- _PROVIDED PASSAGE_:
(begin)

February 3, 2026
Innovators, don’t be afraid of the dark
From 2003 to 2007, designer and engineer Julijonas Urbonas ran an amusement park in Lithuania, looking to better understand real-world experiences of what he termed “gravitational aesthetics.” Out of that benign-sounding quest came many designs and one particularly dark prototype: the Euthanasia Coaster. It was, in his words, “a hypothetic death machine in the form of a roller coaster…a humane, elegant, and euphoric solution for those who have chosen to end their lives.”
It involved launching passengers through seven loops at a speed that would induce euphoria and thrill, and ultimately, loss of consciousness and death.
See? Dark.
A dark imagination may not bring the family crowd to your amusement park, but it does play an essential role in breakthrough innovation, says designer Ashleigh Axios in her latest opinion piece for Design Observer.

(end)

- _PROBLEM A_:
Using the passage on dark imagination in innovation, answer each question:
(i) In which country did Julijonas Urbonas run an amusement park?
(ii) How many loops did the Euthanasia Coaster send passengers through?
(iii) For which publication did Ashleigh Axios write her latest opinion piece?
- _PROBLEM B_: Format the records as a numbered list, beginning at their first line and ending after the line containing "more-options-button[interactable]: [46, 321, 101, 391]", with both ends included.
The passage and the records are unrelated pieces of material.

Records from a data collection

(begin)

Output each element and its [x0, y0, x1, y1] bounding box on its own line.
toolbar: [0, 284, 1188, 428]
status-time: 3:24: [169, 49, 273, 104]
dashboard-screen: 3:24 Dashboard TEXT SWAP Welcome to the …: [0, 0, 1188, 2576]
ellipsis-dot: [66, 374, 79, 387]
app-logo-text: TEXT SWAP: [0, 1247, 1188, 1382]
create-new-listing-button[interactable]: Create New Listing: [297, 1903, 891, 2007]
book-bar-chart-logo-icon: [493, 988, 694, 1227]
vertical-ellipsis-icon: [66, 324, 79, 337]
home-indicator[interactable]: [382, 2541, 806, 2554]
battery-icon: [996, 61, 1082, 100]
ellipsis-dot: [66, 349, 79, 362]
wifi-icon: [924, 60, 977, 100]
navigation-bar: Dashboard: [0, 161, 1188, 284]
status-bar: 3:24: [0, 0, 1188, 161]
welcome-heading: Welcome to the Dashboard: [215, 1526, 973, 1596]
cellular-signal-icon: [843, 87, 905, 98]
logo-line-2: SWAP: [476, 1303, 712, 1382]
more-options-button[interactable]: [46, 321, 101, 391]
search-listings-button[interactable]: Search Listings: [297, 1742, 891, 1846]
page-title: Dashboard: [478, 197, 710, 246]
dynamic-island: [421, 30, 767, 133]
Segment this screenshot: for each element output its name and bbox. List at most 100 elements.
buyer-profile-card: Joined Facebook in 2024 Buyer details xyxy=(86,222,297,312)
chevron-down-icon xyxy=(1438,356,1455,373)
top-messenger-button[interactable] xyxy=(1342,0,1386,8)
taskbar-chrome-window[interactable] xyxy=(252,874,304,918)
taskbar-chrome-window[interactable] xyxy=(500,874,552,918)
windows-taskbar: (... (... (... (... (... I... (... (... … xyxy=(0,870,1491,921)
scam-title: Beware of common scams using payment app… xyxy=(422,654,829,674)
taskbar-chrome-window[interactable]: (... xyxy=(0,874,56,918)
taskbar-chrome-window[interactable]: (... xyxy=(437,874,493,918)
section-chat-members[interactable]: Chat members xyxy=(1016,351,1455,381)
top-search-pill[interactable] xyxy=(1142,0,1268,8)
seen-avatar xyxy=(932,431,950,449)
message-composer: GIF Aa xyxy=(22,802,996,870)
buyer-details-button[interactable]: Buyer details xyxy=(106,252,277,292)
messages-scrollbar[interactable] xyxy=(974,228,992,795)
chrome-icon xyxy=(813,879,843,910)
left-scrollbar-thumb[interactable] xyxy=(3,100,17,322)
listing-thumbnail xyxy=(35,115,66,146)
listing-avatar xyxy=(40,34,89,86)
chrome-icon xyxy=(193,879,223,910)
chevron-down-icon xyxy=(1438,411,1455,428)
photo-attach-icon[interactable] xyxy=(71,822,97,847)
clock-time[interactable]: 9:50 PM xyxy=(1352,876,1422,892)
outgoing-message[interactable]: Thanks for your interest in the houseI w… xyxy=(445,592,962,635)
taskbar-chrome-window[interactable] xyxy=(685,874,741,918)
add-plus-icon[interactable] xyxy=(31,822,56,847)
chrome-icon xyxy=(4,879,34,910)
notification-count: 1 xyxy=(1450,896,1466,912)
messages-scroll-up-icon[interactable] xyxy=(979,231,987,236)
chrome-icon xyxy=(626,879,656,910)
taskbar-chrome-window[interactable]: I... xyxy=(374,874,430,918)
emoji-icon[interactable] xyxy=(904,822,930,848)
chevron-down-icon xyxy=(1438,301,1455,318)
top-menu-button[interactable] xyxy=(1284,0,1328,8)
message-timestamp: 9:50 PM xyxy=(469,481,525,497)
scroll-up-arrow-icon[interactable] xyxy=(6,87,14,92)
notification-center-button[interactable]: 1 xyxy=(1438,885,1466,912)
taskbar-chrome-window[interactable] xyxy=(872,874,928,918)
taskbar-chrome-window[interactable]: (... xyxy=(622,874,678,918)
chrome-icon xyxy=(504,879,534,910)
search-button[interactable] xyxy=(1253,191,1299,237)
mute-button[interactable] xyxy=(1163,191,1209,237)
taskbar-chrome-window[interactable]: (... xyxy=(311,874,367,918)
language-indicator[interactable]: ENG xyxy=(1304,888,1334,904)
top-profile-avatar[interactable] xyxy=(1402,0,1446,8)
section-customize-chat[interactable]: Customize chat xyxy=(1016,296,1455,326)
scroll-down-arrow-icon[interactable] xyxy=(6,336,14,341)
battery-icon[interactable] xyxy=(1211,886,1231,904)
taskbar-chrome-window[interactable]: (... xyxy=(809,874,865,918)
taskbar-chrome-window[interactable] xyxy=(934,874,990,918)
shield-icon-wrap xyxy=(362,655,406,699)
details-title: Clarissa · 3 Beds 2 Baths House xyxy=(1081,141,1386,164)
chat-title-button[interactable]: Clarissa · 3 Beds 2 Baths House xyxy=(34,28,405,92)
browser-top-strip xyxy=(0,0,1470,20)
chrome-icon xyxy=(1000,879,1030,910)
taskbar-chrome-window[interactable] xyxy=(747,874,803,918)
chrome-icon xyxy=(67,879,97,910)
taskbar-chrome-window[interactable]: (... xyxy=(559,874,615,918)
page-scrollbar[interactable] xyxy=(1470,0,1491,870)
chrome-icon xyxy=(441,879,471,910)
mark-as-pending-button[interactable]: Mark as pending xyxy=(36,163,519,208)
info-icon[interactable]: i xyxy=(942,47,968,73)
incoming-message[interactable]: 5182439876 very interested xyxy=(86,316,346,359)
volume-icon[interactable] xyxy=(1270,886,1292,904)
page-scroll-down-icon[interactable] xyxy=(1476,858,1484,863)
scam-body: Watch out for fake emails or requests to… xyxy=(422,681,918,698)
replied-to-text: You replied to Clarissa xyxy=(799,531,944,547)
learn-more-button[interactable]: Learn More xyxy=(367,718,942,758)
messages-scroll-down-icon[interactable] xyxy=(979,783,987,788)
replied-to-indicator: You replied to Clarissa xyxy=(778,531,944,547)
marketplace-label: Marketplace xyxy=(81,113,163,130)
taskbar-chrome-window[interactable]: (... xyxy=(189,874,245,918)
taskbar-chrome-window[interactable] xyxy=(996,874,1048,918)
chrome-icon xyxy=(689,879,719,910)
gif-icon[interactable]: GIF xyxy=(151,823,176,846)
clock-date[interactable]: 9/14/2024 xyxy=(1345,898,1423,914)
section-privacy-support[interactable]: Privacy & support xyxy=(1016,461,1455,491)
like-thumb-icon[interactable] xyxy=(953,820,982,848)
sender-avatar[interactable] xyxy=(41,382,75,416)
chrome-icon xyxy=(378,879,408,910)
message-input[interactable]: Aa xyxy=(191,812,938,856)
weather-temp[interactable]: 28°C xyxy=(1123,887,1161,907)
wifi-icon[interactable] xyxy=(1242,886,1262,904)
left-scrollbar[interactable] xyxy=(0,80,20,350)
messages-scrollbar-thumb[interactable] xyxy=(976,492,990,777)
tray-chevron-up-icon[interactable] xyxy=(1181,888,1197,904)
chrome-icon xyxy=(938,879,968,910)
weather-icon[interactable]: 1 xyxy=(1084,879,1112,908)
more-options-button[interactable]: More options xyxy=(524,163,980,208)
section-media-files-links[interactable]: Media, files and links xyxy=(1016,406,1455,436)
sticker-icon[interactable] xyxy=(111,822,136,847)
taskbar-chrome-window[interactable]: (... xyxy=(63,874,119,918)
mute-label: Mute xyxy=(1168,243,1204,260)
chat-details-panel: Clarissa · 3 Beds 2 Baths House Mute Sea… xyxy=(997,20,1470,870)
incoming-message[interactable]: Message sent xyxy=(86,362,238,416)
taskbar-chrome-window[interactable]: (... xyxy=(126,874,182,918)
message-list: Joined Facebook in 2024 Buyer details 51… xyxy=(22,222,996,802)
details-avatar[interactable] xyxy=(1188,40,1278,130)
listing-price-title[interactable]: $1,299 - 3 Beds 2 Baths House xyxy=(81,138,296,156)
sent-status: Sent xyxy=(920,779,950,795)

(end)

- _TASK OUTPUT A_:
(i) Lithuania
(ii) Seven
(iii) Design Observer

- _TASK OUTPUT B_:
1. Output each element and its [x0, y0, x1, y1] bounding box on its own line.
2. toolbar: [0, 284, 1188, 428]
3. status-time: 3:24: [169, 49, 273, 104]
4. dashboard-screen: 3:24 Dashboard TEXT SWAP Welcome to the …: [0, 0, 1188, 2576]
5. ellipsis-dot: [66, 374, 79, 387]
6. app-logo-text: TEXT SWAP: [0, 1247, 1188, 1382]
7. create-new-listing-button[interactable]: Create New Listing: [297, 1903, 891, 2007]
8. book-bar-chart-logo-icon: [493, 988, 694, 1227]
9. vertical-ellipsis-icon: [66, 324, 79, 337]
10. home-indicator[interactable]: [382, 2541, 806, 2554]
11. battery-icon: [996, 61, 1082, 100]
12. ellipsis-dot: [66, 349, 79, 362]
13. wifi-icon: [924, 60, 977, 100]
14. navigation-bar: Dashboard: [0, 161, 1188, 284]
15. status-bar: 3:24: [0, 0, 1188, 161]
16. welcome-heading: Welcome to the Dashboard: [215, 1526, 973, 1596]
17. cellular-signal-icon: [843, 87, 905, 98]
18. logo-line-2: SWAP: [476, 1303, 712, 1382]
19. more-options-button[interactable]: [46, 321, 101, 391]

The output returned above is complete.